The data |
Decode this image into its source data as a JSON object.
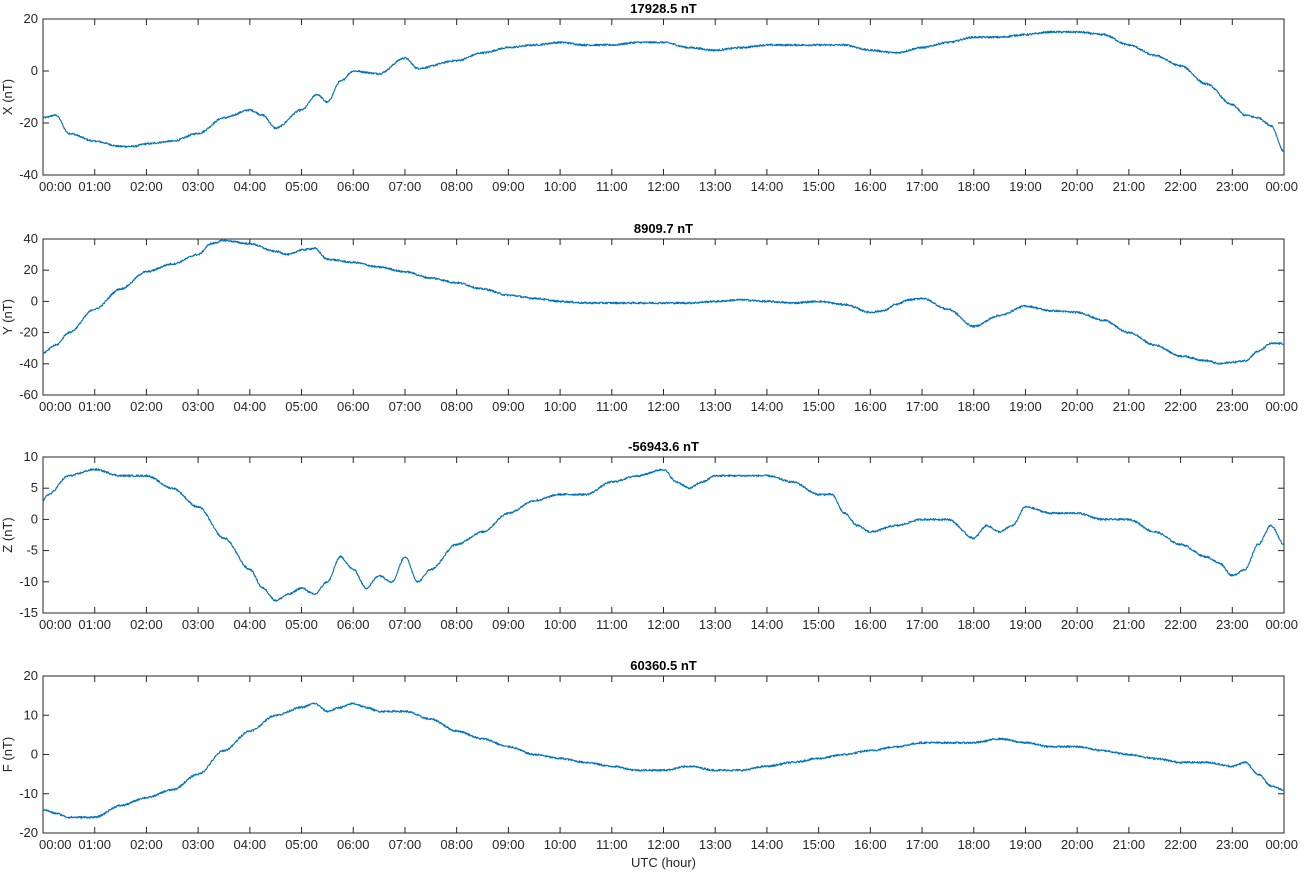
{
  "x_tick_labels": [
    "00:00",
    "01:00",
    "02:00",
    "03:00",
    "04:00",
    "05:00",
    "06:00",
    "07:00",
    "08:00",
    "09:00",
    "10:00",
    "11:00",
    "12:00",
    "13:00",
    "14:00",
    "15:00",
    "16:00",
    "17:00",
    "18:00",
    "19:00",
    "20:00",
    "21:00",
    "22:00",
    "23:00",
    "00:00"
  ],
  "xlabel": "UTC (hour)",
  "line_color": "#0072BD",
  "chart_data": [
    {
      "type": "line",
      "title": "17928.5 nT",
      "ylabel": "X (nT)",
      "xlim": [
        0,
        24
      ],
      "ylim": [
        -40,
        20
      ],
      "yticks": [
        -40,
        -20,
        0,
        20
      ],
      "x": [
        0,
        0.25,
        0.5,
        1,
        1.5,
        1.75,
        2,
        2.5,
        3,
        3.5,
        4,
        4.25,
        4.5,
        5,
        5.3,
        5.5,
        5.75,
        6,
        6.5,
        7,
        7.25,
        8,
        8.5,
        9,
        9.5,
        10,
        10.5,
        11,
        11.5,
        12,
        12.5,
        13,
        13.5,
        14,
        14.5,
        15,
        15.5,
        16,
        16.5,
        17,
        17.5,
        18,
        18.5,
        19,
        19.5,
        20,
        20.5,
        21,
        21.5,
        22,
        22.5,
        23,
        23.25,
        23.5,
        23.75,
        24
      ],
      "y": [
        -18,
        -17,
        -24,
        -27,
        -29,
        -29,
        -28,
        -27,
        -24,
        -18,
        -15,
        -17,
        -22,
        -15,
        -9,
        -12,
        -4,
        0,
        -1,
        5,
        1,
        4,
        7,
        9,
        10,
        11,
        10,
        10,
        11,
        11,
        9,
        8,
        9,
        10,
        10,
        10,
        10,
        8,
        7,
        9,
        11,
        13,
        13,
        14,
        15,
        15,
        14,
        10,
        6,
        2,
        -5,
        -13,
        -17,
        -18,
        -21,
        -31
      ]
    },
    {
      "type": "line",
      "title": "8909.7 nT",
      "ylabel": "Y (nT)",
      "xlim": [
        0,
        24
      ],
      "ylim": [
        -60,
        40
      ],
      "yticks": [
        -60,
        -40,
        -20,
        0,
        20,
        40
      ],
      "x": [
        0,
        0.25,
        0.5,
        1,
        1.5,
        2,
        2.5,
        3,
        3.25,
        3.5,
        4,
        4.5,
        4.75,
        5,
        5.25,
        5.5,
        6,
        6.5,
        7,
        7.5,
        8,
        8.5,
        9,
        9.5,
        10,
        10.5,
        11,
        11.5,
        12,
        12.5,
        13,
        13.5,
        14,
        14.5,
        15,
        15.5,
        16,
        16.25,
        16.5,
        16.75,
        17,
        17.5,
        18,
        18.5,
        19,
        19.5,
        20,
        20.5,
        21,
        21.5,
        22,
        22.5,
        22.75,
        23,
        23.25,
        23.5,
        23.75,
        24
      ],
      "y": [
        -33,
        -28,
        -20,
        -5,
        8,
        19,
        24,
        30,
        37,
        39,
        37,
        32,
        30,
        33,
        34,
        27,
        25,
        22,
        19,
        15,
        12,
        8,
        4,
        2,
        0,
        -1,
        -1,
        -1,
        -1,
        -1,
        0,
        1,
        0,
        -1,
        0,
        -2,
        -7,
        -6,
        -2,
        1,
        2,
        -5,
        -16,
        -9,
        -3,
        -6,
        -7,
        -12,
        -20,
        -28,
        -35,
        -38,
        -40,
        -39,
        -38,
        -32,
        -27,
        -27
      ]
    },
    {
      "type": "line",
      "title": "-56943.6 nT",
      "ylabel": "Z (nT)",
      "xlim": [
        0,
        24
      ],
      "ylim": [
        -15,
        10
      ],
      "yticks": [
        -15,
        -10,
        -5,
        0,
        5,
        10
      ],
      "x": [
        0,
        0.1,
        0.5,
        1,
        1.5,
        2,
        2.5,
        3,
        3.5,
        4,
        4.25,
        4.5,
        4.75,
        5,
        5.25,
        5.5,
        5.75,
        6,
        6.25,
        6.5,
        6.75,
        7,
        7.25,
        7.5,
        8,
        8.5,
        9,
        9.5,
        10,
        10.5,
        11,
        11.5,
        12,
        12.25,
        12.5,
        12.75,
        13,
        13.5,
        14,
        14.5,
        15,
        15.25,
        15.5,
        15.75,
        16,
        16.5,
        17,
        17.5,
        18,
        18.25,
        18.5,
        18.75,
        19,
        19.5,
        20,
        20.5,
        21,
        21.5,
        22,
        22.5,
        22.75,
        23,
        23.25,
        23.5,
        23.75,
        24
      ],
      "y": [
        3,
        4,
        7,
        8,
        7,
        7,
        5,
        2,
        -3,
        -8,
        -11,
        -13,
        -12,
        -11,
        -12,
        -10,
        -6,
        -8,
        -11,
        -9,
        -10,
        -6,
        -10,
        -8,
        -4,
        -2,
        1,
        3,
        4,
        4,
        6,
        7,
        8,
        6,
        5,
        6,
        7,
        7,
        7,
        6,
        4,
        4,
        1,
        -1,
        -2,
        -1,
        0,
        0,
        -3,
        -1,
        -2,
        -1,
        2,
        1,
        1,
        0,
        0,
        -2,
        -4,
        -6,
        -7,
        -9,
        -8,
        -4,
        -1,
        -4
      ]
    },
    {
      "type": "line",
      "title": "60360.5 nT",
      "ylabel": "F (nT)",
      "xlim": [
        0,
        24
      ],
      "ylim": [
        -20,
        20
      ],
      "yticks": [
        -20,
        -10,
        0,
        10,
        20
      ],
      "x": [
        0,
        0.25,
        0.5,
        1,
        1.5,
        2,
        2.5,
        3,
        3.5,
        4,
        4.5,
        5,
        5.25,
        5.5,
        5.75,
        6,
        6.25,
        6.5,
        7,
        7.5,
        8,
        8.5,
        9,
        9.5,
        10,
        10.5,
        11,
        11.5,
        12,
        12.5,
        13,
        13.5,
        14,
        14.5,
        15,
        15.5,
        16,
        16.5,
        17,
        17.5,
        18,
        18.5,
        19,
        19.5,
        20,
        20.5,
        21,
        21.5,
        22,
        22.5,
        23,
        23.25,
        23.5,
        23.75,
        24
      ],
      "y": [
        -14,
        -15,
        -16,
        -16,
        -13,
        -11,
        -9,
        -5,
        1,
        6,
        10,
        12,
        13,
        11,
        12,
        13,
        12,
        11,
        11,
        9,
        6,
        4,
        2,
        0,
        -1,
        -2,
        -3,
        -4,
        -4,
        -3,
        -4,
        -4,
        -3,
        -2,
        -1,
        0,
        1,
        2,
        3,
        3,
        3,
        4,
        3,
        2,
        2,
        1,
        0,
        -1,
        -2,
        -2,
        -3,
        -2,
        -5,
        -8,
        -9
      ]
    }
  ]
}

Given request |
Will you set down the records word for word while leaving out every picture?

Answer to the task |
Decode this image into its source data as a JSON object.
{
  "x_tick_labels": [
    "00:00",
    "01:00",
    "02:00",
    "03:00",
    "04:00",
    "05:00",
    "06:00",
    "07:00",
    "08:00",
    "09:00",
    "10:00",
    "11:00",
    "12:00",
    "13:00",
    "14:00",
    "15:00",
    "16:00",
    "17:00",
    "18:00",
    "19:00",
    "20:00",
    "21:00",
    "22:00",
    "23:00",
    "00:00"
  ],
  "xlabel": "UTC (hour)",
  "line_color": "#0072BD",
  "chart_data": [
    {
      "type": "line",
      "title": "17928.5 nT",
      "ylabel": "X (nT)",
      "xlim": [
        0,
        24
      ],
      "ylim": [
        -40,
        20
      ],
      "yticks": [
        -40,
        -20,
        0,
        20
      ],
      "x": [
        0,
        0.25,
        0.5,
        1,
        1.5,
        1.75,
        2,
        2.5,
        3,
        3.5,
        4,
        4.25,
        4.5,
        5,
        5.3,
        5.5,
        5.75,
        6,
        6.5,
        7,
        7.25,
        8,
        8.5,
        9,
        9.5,
        10,
        10.5,
        11,
        11.5,
        12,
        12.5,
        13,
        13.5,
        14,
        14.5,
        15,
        15.5,
        16,
        16.5,
        17,
        17.5,
        18,
        18.5,
        19,
        19.5,
        20,
        20.5,
        21,
        21.5,
        22,
        22.5,
        23,
        23.25,
        23.5,
        23.75,
        24
      ],
      "y": [
        -18,
        -17,
        -24,
        -27,
        -29,
        -29,
        -28,
        -27,
        -24,
        -18,
        -15,
        -17,
        -22,
        -15,
        -9,
        -12,
        -4,
        0,
        -1,
        5,
        1,
        4,
        7,
        9,
        10,
        11,
        10,
        10,
        11,
        11,
        9,
        8,
        9,
        10,
        10,
        10,
        10,
        8,
        7,
        9,
        11,
        13,
        13,
        14,
        15,
        15,
        14,
        10,
        6,
        2,
        -5,
        -13,
        -17,
        -18,
        -21,
        -31
      ]
    },
    {
      "type": "line",
      "title": "8909.7 nT",
      "ylabel": "Y (nT)",
      "xlim": [
        0,
        24
      ],
      "ylim": [
        -60,
        40
      ],
      "yticks": [
        -60,
        -40,
        -20,
        0,
        20,
        40
      ],
      "x": [
        0,
        0.25,
        0.5,
        1,
        1.5,
        2,
        2.5,
        3,
        3.25,
        3.5,
        4,
        4.5,
        4.75,
        5,
        5.25,
        5.5,
        6,
        6.5,
        7,
        7.5,
        8,
        8.5,
        9,
        9.5,
        10,
        10.5,
        11,
        11.5,
        12,
        12.5,
        13,
        13.5,
        14,
        14.5,
        15,
        15.5,
        16,
        16.25,
        16.5,
        16.75,
        17,
        17.5,
        18,
        18.5,
        19,
        19.5,
        20,
        20.5,
        21,
        21.5,
        22,
        22.5,
        22.75,
        23,
        23.25,
        23.5,
        23.75,
        24
      ],
      "y": [
        -33,
        -28,
        -20,
        -5,
        8,
        19,
        24,
        30,
        37,
        39,
        37,
        32,
        30,
        33,
        34,
        27,
        25,
        22,
        19,
        15,
        12,
        8,
        4,
        2,
        0,
        -1,
        -1,
        -1,
        -1,
        -1,
        0,
        1,
        0,
        -1,
        0,
        -2,
        -7,
        -6,
        -2,
        1,
        2,
        -5,
        -16,
        -9,
        -3,
        -6,
        -7,
        -12,
        -20,
        -28,
        -35,
        -38,
        -40,
        -39,
        -38,
        -32,
        -27,
        -27
      ]
    },
    {
      "type": "line",
      "title": "-56943.6 nT",
      "ylabel": "Z (nT)",
      "xlim": [
        0,
        24
      ],
      "ylim": [
        -15,
        10
      ],
      "yticks": [
        -15,
        -10,
        -5,
        0,
        5,
        10
      ],
      "x": [
        0,
        0.1,
        0.5,
        1,
        1.5,
        2,
        2.5,
        3,
        3.5,
        4,
        4.25,
        4.5,
        4.75,
        5,
        5.25,
        5.5,
        5.75,
        6,
        6.25,
        6.5,
        6.75,
        7,
        7.25,
        7.5,
        8,
        8.5,
        9,
        9.5,
        10,
        10.5,
        11,
        11.5,
        12,
        12.25,
        12.5,
        12.75,
        13,
        13.5,
        14,
        14.5,
        15,
        15.25,
        15.5,
        15.75,
        16,
        16.5,
        17,
        17.5,
        18,
        18.25,
        18.5,
        18.75,
        19,
        19.5,
        20,
        20.5,
        21,
        21.5,
        22,
        22.5,
        22.75,
        23,
        23.25,
        23.5,
        23.75,
        24
      ],
      "y": [
        3,
        4,
        7,
        8,
        7,
        7,
        5,
        2,
        -3,
        -8,
        -11,
        -13,
        -12,
        -11,
        -12,
        -10,
        -6,
        -8,
        -11,
        -9,
        -10,
        -6,
        -10,
        -8,
        -4,
        -2,
        1,
        3,
        4,
        4,
        6,
        7,
        8,
        6,
        5,
        6,
        7,
        7,
        7,
        6,
        4,
        4,
        1,
        -1,
        -2,
        -1,
        0,
        0,
        -3,
        -1,
        -2,
        -1,
        2,
        1,
        1,
        0,
        0,
        -2,
        -4,
        -6,
        -7,
        -9,
        -8,
        -4,
        -1,
        -4
      ]
    },
    {
      "type": "line",
      "title": "60360.5 nT",
      "ylabel": "F (nT)",
      "xlim": [
        0,
        24
      ],
      "ylim": [
        -20,
        20
      ],
      "yticks": [
        -20,
        -10,
        0,
        10,
        20
      ],
      "x": [
        0,
        0.25,
        0.5,
        1,
        1.5,
        2,
        2.5,
        3,
        3.5,
        4,
        4.5,
        5,
        5.25,
        5.5,
        5.75,
        6,
        6.25,
        6.5,
        7,
        7.5,
        8,
        8.5,
        9,
        9.5,
        10,
        10.5,
        11,
        11.5,
        12,
        12.5,
        13,
        13.5,
        14,
        14.5,
        15,
        15.5,
        16,
        16.5,
        17,
        17.5,
        18,
        18.5,
        19,
        19.5,
        20,
        20.5,
        21,
        21.5,
        22,
        22.5,
        23,
        23.25,
        23.5,
        23.75,
        24
      ],
      "y": [
        -14,
        -15,
        -16,
        -16,
        -13,
        -11,
        -9,
        -5,
        1,
        6,
        10,
        12,
        13,
        11,
        12,
        13,
        12,
        11,
        11,
        9,
        6,
        4,
        2,
        0,
        -1,
        -2,
        -3,
        -4,
        -4,
        -3,
        -4,
        -4,
        -3,
        -2,
        -1,
        0,
        1,
        2,
        3,
        3,
        3,
        4,
        3,
        2,
        2,
        1,
        0,
        -1,
        -2,
        -2,
        -3,
        -2,
        -5,
        -8,
        -9
      ]
    }
  ]
}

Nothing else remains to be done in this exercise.